OBJECTIVE
Wherever a line holds the word "structured", copy that line out.

Dataset items

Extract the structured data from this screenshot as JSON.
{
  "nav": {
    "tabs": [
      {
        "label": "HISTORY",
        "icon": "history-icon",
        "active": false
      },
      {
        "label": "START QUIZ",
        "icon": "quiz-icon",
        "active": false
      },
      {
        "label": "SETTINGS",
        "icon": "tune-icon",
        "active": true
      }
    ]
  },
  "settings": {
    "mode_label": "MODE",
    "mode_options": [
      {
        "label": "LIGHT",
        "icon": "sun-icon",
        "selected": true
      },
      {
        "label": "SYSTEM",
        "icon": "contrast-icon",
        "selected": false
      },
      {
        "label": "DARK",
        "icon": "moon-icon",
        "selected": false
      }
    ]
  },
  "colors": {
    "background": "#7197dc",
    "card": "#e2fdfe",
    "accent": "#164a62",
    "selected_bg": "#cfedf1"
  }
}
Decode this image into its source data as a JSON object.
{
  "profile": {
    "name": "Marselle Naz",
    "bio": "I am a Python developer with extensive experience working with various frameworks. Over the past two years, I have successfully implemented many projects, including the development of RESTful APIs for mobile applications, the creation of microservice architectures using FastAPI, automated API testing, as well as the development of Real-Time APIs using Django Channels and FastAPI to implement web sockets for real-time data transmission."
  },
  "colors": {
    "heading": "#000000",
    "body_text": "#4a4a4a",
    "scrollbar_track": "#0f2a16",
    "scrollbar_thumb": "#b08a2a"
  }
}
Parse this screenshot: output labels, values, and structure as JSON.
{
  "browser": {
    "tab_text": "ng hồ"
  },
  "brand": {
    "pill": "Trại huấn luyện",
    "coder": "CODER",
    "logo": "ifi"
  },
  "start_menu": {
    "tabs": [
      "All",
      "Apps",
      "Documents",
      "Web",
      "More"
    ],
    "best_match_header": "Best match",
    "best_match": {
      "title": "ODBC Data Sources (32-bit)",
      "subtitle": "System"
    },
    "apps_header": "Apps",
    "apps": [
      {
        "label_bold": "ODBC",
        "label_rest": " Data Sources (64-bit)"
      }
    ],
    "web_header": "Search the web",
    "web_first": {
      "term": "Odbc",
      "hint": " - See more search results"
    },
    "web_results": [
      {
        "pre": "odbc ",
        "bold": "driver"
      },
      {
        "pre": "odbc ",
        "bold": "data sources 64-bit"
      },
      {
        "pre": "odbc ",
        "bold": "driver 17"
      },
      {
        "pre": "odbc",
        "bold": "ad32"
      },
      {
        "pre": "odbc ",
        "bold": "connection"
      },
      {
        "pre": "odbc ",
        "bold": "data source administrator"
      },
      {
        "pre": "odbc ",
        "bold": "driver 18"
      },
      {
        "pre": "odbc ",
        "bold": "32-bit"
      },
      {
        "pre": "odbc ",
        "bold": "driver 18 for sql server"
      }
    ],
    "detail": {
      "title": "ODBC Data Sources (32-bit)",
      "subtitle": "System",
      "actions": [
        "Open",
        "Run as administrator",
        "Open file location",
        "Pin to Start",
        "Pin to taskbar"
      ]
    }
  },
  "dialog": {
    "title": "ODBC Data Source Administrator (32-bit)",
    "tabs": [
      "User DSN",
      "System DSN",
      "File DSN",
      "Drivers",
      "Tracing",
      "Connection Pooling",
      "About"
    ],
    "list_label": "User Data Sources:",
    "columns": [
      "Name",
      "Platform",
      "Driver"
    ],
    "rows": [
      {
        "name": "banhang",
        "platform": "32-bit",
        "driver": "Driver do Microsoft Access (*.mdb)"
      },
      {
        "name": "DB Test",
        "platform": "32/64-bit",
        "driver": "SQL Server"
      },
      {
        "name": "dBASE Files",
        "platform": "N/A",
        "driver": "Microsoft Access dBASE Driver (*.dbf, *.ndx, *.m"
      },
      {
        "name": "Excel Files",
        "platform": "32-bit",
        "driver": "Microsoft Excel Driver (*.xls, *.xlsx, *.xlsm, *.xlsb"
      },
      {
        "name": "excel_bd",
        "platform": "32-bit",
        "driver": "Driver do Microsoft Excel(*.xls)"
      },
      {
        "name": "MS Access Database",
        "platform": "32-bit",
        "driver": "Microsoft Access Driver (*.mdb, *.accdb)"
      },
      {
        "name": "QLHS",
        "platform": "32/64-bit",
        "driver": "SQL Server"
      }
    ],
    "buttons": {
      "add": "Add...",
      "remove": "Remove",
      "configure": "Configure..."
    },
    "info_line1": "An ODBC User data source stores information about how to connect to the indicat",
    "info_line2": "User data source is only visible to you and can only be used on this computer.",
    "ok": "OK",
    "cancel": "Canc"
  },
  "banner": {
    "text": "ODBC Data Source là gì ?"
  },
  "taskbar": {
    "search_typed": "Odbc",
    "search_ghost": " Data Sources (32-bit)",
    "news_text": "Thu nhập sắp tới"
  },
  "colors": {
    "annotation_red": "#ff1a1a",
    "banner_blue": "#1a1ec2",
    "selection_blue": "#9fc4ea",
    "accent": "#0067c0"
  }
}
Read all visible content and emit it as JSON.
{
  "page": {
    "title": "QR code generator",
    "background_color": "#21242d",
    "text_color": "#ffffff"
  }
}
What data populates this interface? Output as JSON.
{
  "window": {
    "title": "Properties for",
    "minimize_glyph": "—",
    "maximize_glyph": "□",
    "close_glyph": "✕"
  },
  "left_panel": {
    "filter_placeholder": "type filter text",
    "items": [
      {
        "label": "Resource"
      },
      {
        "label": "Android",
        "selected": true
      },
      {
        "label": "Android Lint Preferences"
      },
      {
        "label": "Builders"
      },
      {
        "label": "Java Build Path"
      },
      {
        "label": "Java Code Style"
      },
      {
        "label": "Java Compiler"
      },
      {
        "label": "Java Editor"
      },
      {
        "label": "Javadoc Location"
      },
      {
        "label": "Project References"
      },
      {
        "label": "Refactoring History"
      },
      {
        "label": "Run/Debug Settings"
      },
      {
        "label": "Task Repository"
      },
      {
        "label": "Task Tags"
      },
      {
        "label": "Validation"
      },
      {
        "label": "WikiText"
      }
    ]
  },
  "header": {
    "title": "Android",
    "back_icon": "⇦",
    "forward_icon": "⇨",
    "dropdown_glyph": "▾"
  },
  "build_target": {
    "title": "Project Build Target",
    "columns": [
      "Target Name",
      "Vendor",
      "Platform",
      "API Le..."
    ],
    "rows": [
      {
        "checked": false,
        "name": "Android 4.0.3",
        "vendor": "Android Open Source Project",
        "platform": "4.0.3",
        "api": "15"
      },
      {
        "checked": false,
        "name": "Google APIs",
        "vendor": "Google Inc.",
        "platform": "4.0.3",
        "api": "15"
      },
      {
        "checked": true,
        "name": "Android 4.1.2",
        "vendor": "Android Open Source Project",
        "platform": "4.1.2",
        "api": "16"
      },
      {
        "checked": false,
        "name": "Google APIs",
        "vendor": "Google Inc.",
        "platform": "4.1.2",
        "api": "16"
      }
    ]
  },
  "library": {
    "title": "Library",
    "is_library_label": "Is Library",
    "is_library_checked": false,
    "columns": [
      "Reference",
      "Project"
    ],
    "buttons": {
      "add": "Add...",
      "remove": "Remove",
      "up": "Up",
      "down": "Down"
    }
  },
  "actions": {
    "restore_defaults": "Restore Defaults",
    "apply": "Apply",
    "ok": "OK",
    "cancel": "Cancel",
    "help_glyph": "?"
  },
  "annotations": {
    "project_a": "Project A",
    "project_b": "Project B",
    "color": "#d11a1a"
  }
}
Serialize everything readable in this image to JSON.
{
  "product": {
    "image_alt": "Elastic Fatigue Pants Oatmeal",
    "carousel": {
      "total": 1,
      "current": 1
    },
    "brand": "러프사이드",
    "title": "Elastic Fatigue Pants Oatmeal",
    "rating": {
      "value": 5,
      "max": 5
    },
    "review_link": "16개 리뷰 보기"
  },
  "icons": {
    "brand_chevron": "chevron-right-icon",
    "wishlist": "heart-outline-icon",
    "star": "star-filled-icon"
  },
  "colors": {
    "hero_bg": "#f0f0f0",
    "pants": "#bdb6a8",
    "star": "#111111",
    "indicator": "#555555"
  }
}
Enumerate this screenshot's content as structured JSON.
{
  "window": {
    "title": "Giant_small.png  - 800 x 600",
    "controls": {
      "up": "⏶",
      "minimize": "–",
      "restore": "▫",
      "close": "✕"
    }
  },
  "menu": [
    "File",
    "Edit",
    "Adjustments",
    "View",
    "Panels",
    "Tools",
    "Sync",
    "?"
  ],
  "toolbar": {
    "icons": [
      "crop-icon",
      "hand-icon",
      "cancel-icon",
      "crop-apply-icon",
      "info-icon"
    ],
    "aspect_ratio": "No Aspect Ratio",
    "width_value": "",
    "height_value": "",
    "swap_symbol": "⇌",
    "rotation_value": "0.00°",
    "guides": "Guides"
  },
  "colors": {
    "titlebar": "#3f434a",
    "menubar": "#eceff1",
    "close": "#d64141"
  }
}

TASK ANSWER
Extract the structured data from this screenshot as JSON.
Enumerate this screenshot's content as structured JSON.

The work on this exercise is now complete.